▸ What you will do
(1) Translate this sentence from the article on the album Hidden Things into French: "It also reached the Top 40 on the New Zealand Albums Chart."
(2) From the article on the album Hidden Things, return the passage from "Paul Kelly & the Messengers gave" to "Kelly & the Messengers." word for word.
(3) Carry the article on the album Hidden Things further, picking up after its last sentence.

▸ Document excerpt
▼

Studio album by Paul Kelly & the Messengers
- Released: 22 March 1992
- Recorded: 1986–1991
- Genre: Folk rock
- Length: 70:43
- Label: Mushroom, White
- Producer: Guy Gray, Alan Thorne, Paul Kelly, Gavin Mackillop, Steve Gordon, Paul Petran, Steve Connolly

Paul Kelly & the Messengers chronology
| Comedy (1991) | Hidden Things (1992) | Live, May 1992 (1992) |

Singles from Hidden Things
- "When I First Met Your Ma" Released: March 1992;

= Hidden Things =

Hidden Things is an album by Australian folk rock group Paul Kelly & the Messengers released in March 1992 on Mushroom Records, which reached No. 29 on the ARIA Albums Chart. It also reached the Top 40 on the New Zealand Albums Chart. It is a collection of tracks recorded by Kelly and both his backing bands, the Coloured Girls and the Messengers, from 1986 to 1991, but were not issued on previous studio albums (except for "Bradman" and "Pastures of Plenty"). The album spawned a single, "When I First Met Your Ma", which was released in March. Messenger band members provide lead vocals on "Hard Times" from its writer Steve Connolly, and "Rock 'n' Soul" from its writer Jon Schofield. "Sweet Guy Waltz" is a slower version of "Sweet Guy" which was on 1989's So Much Water So Close to Home. The album was re-released in 2011 as Hidden Things: B-sides & Rarities.

==Background==

Paul Kelly & the Messengers gave their last performance in August 1991, with Kelly set to pursue a solo career. He justified his decision: "We forged a style together. But I felt if we had kept going it would have got formulaic and that's why I broke it up. I wanted to try and start moving into other areas, start mixing things up". To round out their career, Kelly organised Hidden Things to collect previously released B-sides, stray non-LP tracks, radio sessions, and other rarities recorded from 1986 to 1991. Except for "Bradman" and "Pastures of Plenty", the tracks had not appeared on earlier albums by Paul Kelly & the Coloured Girls or Paul Kelly & the Messengers.

The album was issued in March 1992, after the group had been disbanded, and reached No. 29 on the ARIA Albums Chart. In May Kelly recorded a set of solo performances which were later released as a double live album, Live, May 1992.

==Composition and recording==

Tracks for Hidden Things were recorded between 1986 (by Paul Kelly & the Coloured Girls) to September 1991 (by Paul Kelly & the Messengers). The line-up of both bands was: Michael Barclay on drums and backing vocals; Peter Bull on keyboards; Steve Connolly on lead guitar (lead vocals on "Hard Times"); Kelly on guitar, lead vocals (except "Hard Times", "Rock 'n' Soul") and harmonica; and Jon Schofield on bass guitar. The album includes a cover version of Australian Crawl's 1983 number-one hit, "Reckless" which was recorded in 1988 and originally released by Paul Kelly & the Coloured Girls as part of the 1989 "Dumb Things" double single. The lead single from the album, "When I First Met Your Ma", describes Kelly's courting of his first wife Hilary Brown – they met at the Kingston Hotel during an early gig by his band The Dots and were introduced by Kelly's then-girlfriend, Juliet. "Sweet Guy Waltz" is a slower version of "Sweet Guy" which was issued as a single from 1989's So Much Water So Close to Home.

▲

▸ Dataset content
▼

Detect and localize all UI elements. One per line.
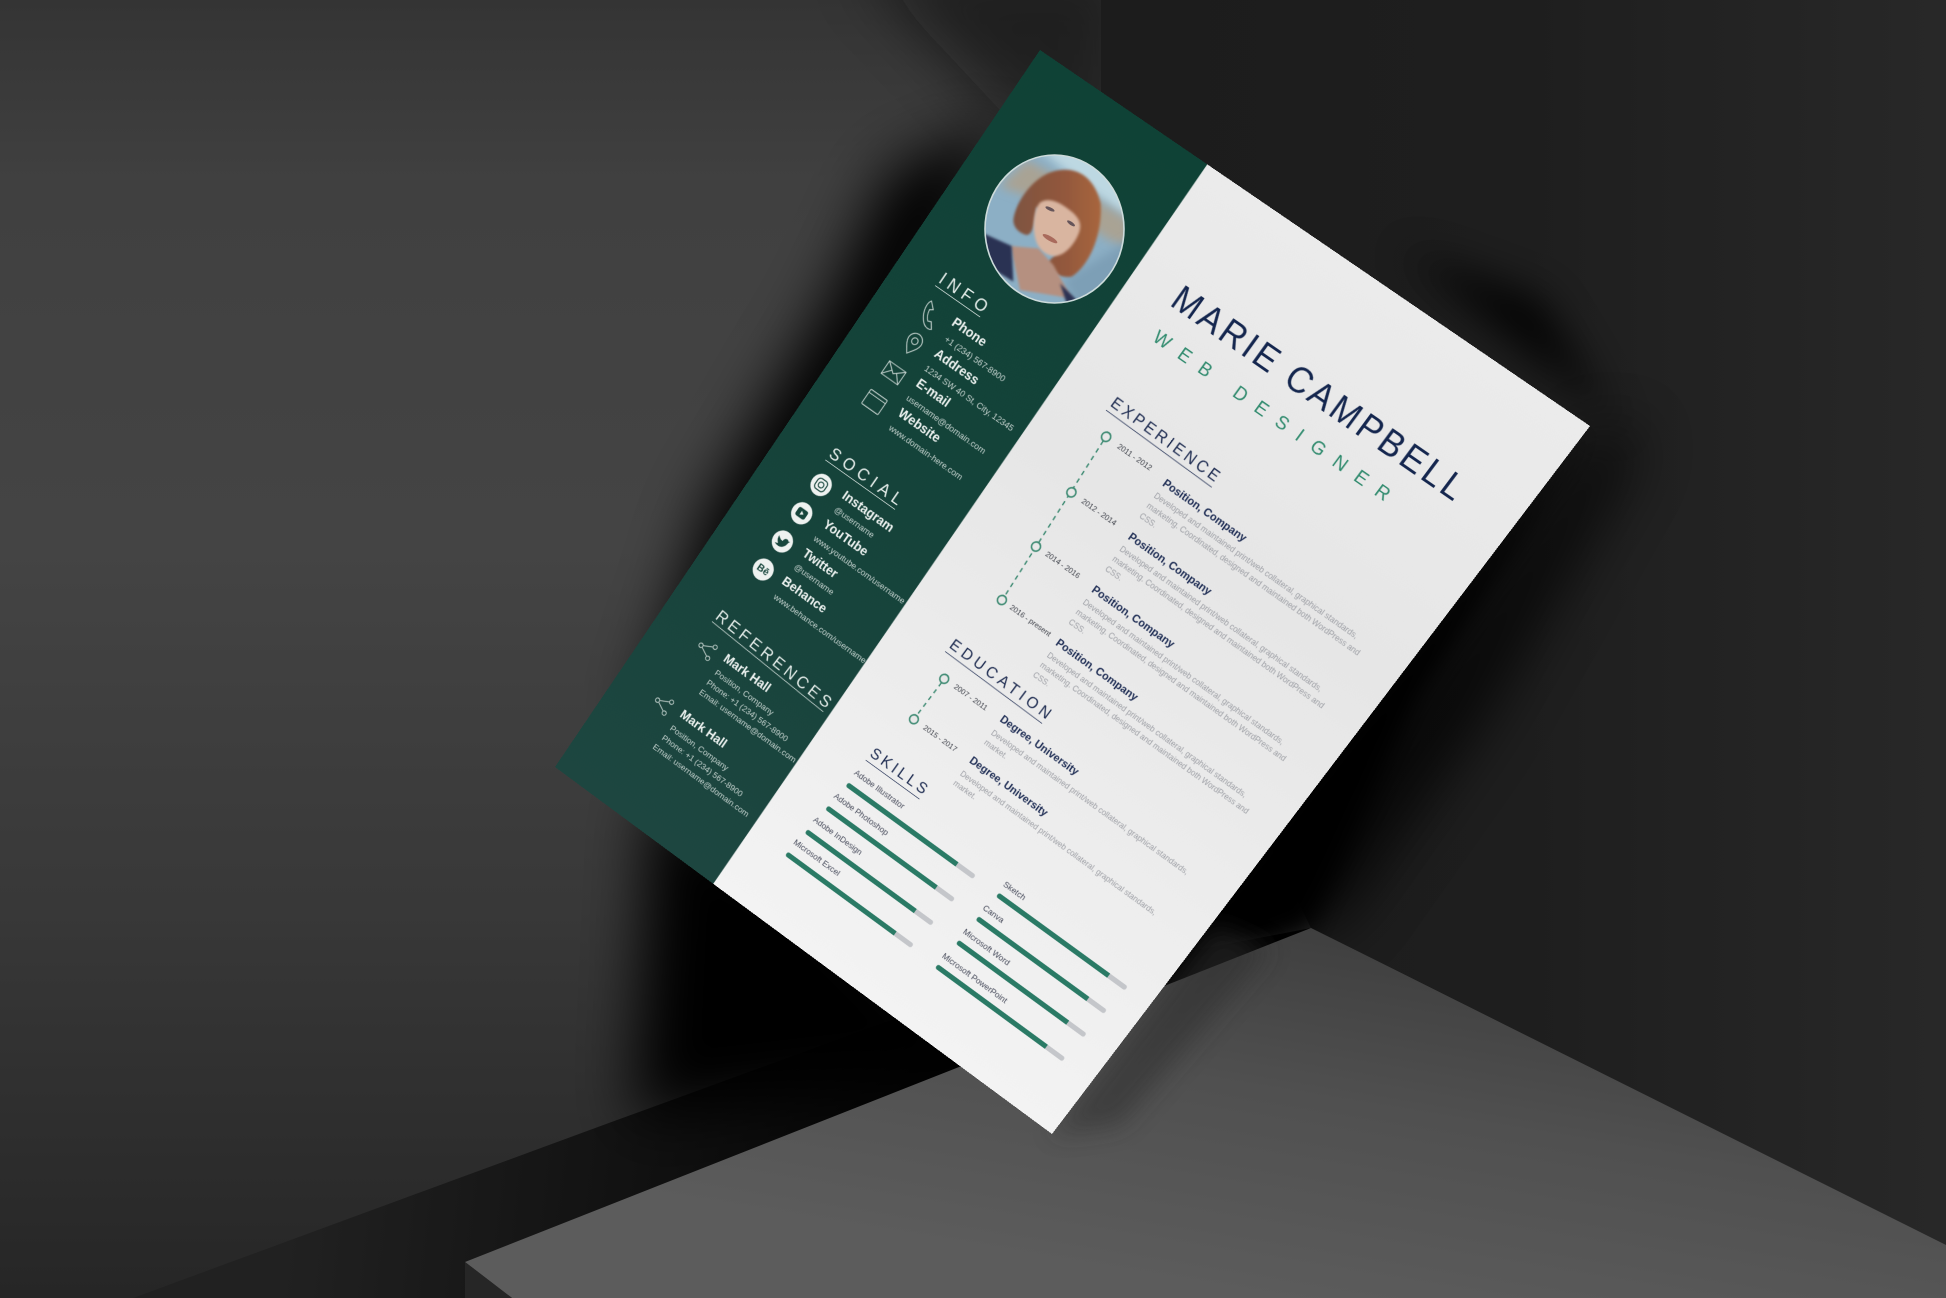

▲

▸ Results for the exercise
(1) Il a également atteint le Top 40 du New Zealand Albums Chart.

(2)
Paul Kelly & the Messengers gave their last performance in August 1991, with Kelly set to pursue a solo career. He justified his decision: "We forged a style together. But I felt if we had kept going it would have got formulaic and that's why I broke it up. I wanted to try and start moving into other areas, start mixing things up". To round out their career, Kelly organised Hidden Things to collect previously released B-sides, stray non-LP tracks, radio sessions, and other rarities recorded from 1986 to 1991. Except for "Bradman" and "Pastures of Plenty", the tracks had not appeared on earlier albums by Paul Kelly & the Coloured Girls or Paul Kelly & the Messengers.

(3)
In 1984 Kelly met Connolly when the latter was a member of The Cuban Heels, the pair would jam together, and were sometimes joined by Connolly's friend Barclay. "Hard Times" was written and had lead vocals by Connolly. "Other People's Houses" describes a female house cleaner who takes along her son who observes the residents' opulence. "Special Treatment" deals with neglect of Indigenous Australians amid claims "by a Western Australian pastoralist that Aborigines receive better treatment than other Australians". "Rally Around the Drum", was written by Kelly with Archie Roach, and was about an indigenous tent boxing man. "Pastures of Plenty" is a cover of a Woody Guthrie folk song. During the late 1980s, Paul Kelly and the Coloured Girls often toured with folk rockers Weddings Parties Anything, and both groups combined for "Beggar on the Streets of Love", which was recorded live in the studio of Perth radio station 96fm by Steve Gordon and Bob Vogt. This live version appeared as the B-side on the 1990 single "Most Wanted Man in the World". The song had already been covered by Jenny Morris as "Street of Love" in December 1989.

In 1985, Kelly issued his debut solo album, Post, which spawned the single, "From St Kilda to Kings Cross". A re-recorded version by Paul Kelly & the Messengers was used for the B-side of their 1991 single, "Don't Start Me Talking", and appears on this album. "Rock 'n' Soul" has lead vocals performed by its writer Schofield. "Yil Lull" is a cover version of Joe Geia's 1988 song. "Bradman" describes the cricketer, Don Bradman, and was issued as a double-A single in January 1987 with "Leaps and Bounds" from the 1986 album Gossip. "Elly" is a cover of Kev Carmody's song from Carmody's 1990 album, Eulogy (For a Black Person), which was produced by Connolly. Carmody and Kelly co-wrote "From Little Things Big Things Grow", which appeared on Paul Kelly & the Messengers' 1991 album, Comedy and on Carmody's 1993 album, Bloodlines. The latter version was issued as a single in that year.

==Reception==

AllMusic's Mike DeGagne felt Hidden Things showed "Paul's genius for telling stories behind the jingle of his acoustic guitar is pure and plentiful throughout... [Kelly's] story telling can be likened to Harry Chapin's, except Kelly leaves more to the imagination, adding a sturdier foundation for pondering and analysis". Green Left Weeklys Deb Sorensen found that Kelly is "a very good songwriter who has avoided just churning out 'pop' music. His lyrics are meaningful and from the heart ... songs which are close to the experiences and feelings of so many Australians without ever becoming jingoistic or banal".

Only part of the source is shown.